- [Your objective]:
Output all of the entries below precisely as written.

- [Input data]:
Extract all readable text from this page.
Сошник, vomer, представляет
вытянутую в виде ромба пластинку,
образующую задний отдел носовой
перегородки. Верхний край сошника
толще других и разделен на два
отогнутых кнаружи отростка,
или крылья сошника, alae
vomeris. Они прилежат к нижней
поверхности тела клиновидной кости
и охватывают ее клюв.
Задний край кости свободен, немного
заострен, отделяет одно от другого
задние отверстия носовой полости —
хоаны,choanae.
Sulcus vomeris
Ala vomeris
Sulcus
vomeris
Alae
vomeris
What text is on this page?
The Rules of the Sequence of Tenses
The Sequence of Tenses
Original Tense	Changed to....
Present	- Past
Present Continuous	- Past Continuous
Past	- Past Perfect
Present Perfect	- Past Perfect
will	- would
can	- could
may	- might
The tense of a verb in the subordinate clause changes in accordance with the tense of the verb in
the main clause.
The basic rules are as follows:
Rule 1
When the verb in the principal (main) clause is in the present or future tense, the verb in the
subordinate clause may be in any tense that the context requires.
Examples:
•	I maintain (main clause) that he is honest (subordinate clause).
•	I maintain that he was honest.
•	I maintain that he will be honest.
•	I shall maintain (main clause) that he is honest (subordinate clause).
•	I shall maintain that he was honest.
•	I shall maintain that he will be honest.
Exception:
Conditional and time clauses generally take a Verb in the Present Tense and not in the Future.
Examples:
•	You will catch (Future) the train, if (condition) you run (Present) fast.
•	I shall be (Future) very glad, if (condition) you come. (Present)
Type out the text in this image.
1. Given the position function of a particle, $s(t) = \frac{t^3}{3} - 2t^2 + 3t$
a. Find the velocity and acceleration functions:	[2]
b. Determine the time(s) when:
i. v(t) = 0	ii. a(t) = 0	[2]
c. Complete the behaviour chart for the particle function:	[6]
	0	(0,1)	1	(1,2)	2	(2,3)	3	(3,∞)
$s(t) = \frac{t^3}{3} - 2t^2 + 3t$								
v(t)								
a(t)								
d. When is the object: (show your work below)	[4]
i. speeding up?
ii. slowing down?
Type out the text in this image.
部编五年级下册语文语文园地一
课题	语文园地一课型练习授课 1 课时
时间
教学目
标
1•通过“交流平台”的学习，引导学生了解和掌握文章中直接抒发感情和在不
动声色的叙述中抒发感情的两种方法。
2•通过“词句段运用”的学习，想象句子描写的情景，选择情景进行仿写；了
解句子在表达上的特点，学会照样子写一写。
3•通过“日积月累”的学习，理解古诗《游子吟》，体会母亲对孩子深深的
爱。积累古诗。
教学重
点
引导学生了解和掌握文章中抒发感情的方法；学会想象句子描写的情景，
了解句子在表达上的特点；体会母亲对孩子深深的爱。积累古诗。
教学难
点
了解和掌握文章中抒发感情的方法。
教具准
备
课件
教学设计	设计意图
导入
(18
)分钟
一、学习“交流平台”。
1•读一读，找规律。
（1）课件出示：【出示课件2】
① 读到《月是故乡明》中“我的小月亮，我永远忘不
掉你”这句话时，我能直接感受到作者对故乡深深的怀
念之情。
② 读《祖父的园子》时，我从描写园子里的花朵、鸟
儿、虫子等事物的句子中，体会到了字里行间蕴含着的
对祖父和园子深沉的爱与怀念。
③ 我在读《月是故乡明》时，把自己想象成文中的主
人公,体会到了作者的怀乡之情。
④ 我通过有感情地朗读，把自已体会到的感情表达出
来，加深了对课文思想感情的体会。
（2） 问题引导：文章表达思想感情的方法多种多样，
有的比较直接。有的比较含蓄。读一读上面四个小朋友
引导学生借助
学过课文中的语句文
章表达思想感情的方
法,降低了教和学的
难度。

- [Written answer]:
Extract all readable text from this page.
Сошник, vomer, представляет
вытянутую в виде ромба пластинку,
образующую задний отдел носовой
перегородки. Верхний край сошника
толще других и разделен на два
отогнутых кнаружи отростка,
или крылья сошника, alae
vomeris. Они прилежат к нижней
поверхности тела клиновидной кости
и охватывают ее клюв.
Задний край кости свободен, немного
заострен, отделяет одно от другого
задние отверстия носовой полости —
хоаны,choanae.
Sulcus vomeris
Ala vomeris
Sulcus
vomeris
Alae
vomeris
What text is on this page?
The Rules of the Sequence of Tenses
The Sequence of Tenses
Original Tense	Changed to....
Present	- Past
Present Continuous	- Past Continuous
Past	- Past Perfect
Present Perfect	- Past Perfect
will	- would
can	- could
may	- might
The tense of a verb in the subordinate clause changes in accordance with the tense of the verb in
the main clause.
The basic rules are as follows:
Rule 1
When the verb in the principal (main) clause is in the present or future tense, the verb in the
subordinate clause may be in any tense that the context requires.
Examples:
•	I maintain (main clause) that he is honest (subordinate clause).
•	I maintain that he was honest.
•	I maintain that he will be honest.
•	I shall maintain (main clause) that he is honest (subordinate clause).
•	I shall maintain that he was honest.
•	I shall maintain that he will be honest.
Exception:
Conditional and time clauses generally take a Verb in the Present Tense and not in the Future.
Examples:
•	You will catch (Future) the train, if (condition) you run (Present) fast.
•	I shall be (Future) very glad, if (condition) you come. (Present)
Type out the text in this image.
1. Given the position function of a particle, $s(t) = \frac{t^3}{3} - 2t^2 + 3t$
a. Find the velocity and acceleration functions:	[2]
b. Determine the time(s) when:
i. v(t) = 0	ii. a(t) = 0	[2]
c. Complete the behaviour chart for the particle function:	[6]
	0	(0,1)	1	(1,2)	2	(2,3)	3	(3,∞)
$s(t) = \frac{t^3}{3} - 2t^2 + 3t$								
v(t)								
a(t)								
d. When is the object: (show your work below)	[4]
i. speeding up?
ii. slowing down?
Type out the text in this image.
部编五年级下册语文语文园地一
课题	语文园地一课型练习授课 1 课时
时间
教学目
标
1•通过“交流平台”的学习，引导学生了解和掌握文章中直接抒发感情和在不
动声色的叙述中抒发感情的两种方法。
2•通过“词句段运用”的学习，想象句子描写的情景，选择情景进行仿写；了
解句子在表达上的特点，学会照样子写一写。
3•通过“日积月累”的学习，理解古诗《游子吟》，体会母亲对孩子深深的
爱。积累古诗。
教学重
点
引导学生了解和掌握文章中抒发感情的方法；学会想象句子描写的情景，
了解句子在表达上的特点；体会母亲对孩子深深的爱。积累古诗。
教学难
点
了解和掌握文章中抒发感情的方法。
教具准
备
课件
教学设计	设计意图
导入
(18
)分钟
一、学习“交流平台”。
1•读一读，找规律。
（1）课件出示：【出示课件2】
① 读到《月是故乡明》中“我的小月亮，我永远忘不
掉你”这句话时，我能直接感受到作者对故乡深深的怀
念之情。
② 读《祖父的园子》时，我从描写园子里的花朵、鸟
儿、虫子等事物的句子中，体会到了字里行间蕴含着的
对祖父和园子深沉的爱与怀念。
③ 我在读《月是故乡明》时，把自己想象成文中的主
人公,体会到了作者的怀乡之情。
④ 我通过有感情地朗读，把自已体会到的感情表达出
来，加深了对课文思想感情的体会。
（2） 问题引导：文章表达思想感情的方法多种多样，
有的比较直接。有的比较含蓄。读一读上面四个小朋友
引导学生借助
学过课文中的语句文
章表达思想感情的方
法,降低了教和学的
难度。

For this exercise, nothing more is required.